GIVEN TASK: Below are the records; pull every line that includes "Temperature".

GIVEN RECORDS:
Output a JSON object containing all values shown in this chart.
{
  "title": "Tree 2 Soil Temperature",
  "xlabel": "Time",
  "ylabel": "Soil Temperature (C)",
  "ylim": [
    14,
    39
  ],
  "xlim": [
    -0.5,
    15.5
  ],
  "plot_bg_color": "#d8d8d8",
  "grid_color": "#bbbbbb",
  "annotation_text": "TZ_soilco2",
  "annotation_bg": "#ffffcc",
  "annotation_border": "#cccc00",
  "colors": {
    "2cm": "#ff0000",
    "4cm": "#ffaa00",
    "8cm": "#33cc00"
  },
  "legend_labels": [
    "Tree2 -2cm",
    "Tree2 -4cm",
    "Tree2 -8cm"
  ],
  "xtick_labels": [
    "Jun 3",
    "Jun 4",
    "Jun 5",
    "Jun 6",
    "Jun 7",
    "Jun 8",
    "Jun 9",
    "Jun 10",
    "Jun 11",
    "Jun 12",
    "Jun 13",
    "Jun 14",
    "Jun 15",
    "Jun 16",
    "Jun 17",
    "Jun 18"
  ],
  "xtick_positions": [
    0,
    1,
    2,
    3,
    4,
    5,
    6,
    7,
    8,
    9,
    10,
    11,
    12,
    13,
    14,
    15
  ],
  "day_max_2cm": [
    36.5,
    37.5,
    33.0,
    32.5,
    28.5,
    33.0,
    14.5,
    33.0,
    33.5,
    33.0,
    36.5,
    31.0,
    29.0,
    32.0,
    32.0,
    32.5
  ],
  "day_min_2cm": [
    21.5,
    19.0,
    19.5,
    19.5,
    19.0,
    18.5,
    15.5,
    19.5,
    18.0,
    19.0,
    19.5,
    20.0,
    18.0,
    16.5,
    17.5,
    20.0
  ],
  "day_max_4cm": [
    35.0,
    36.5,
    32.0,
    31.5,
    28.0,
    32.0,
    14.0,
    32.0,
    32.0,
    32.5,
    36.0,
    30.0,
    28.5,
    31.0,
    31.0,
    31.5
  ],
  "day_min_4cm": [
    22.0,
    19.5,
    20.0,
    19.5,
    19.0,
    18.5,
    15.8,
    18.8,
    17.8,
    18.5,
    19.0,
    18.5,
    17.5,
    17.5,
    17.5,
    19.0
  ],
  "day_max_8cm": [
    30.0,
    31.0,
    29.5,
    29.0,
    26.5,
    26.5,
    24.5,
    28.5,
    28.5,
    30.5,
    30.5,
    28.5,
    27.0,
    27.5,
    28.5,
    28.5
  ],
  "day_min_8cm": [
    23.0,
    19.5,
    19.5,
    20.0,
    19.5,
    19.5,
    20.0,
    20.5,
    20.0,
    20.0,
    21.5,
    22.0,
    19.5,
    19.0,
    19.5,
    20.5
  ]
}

ANSWER TO THIS TASK:
  "title": "Tree 2 Soil Temperature",
  "ylabel": "Soil Temperature (C)",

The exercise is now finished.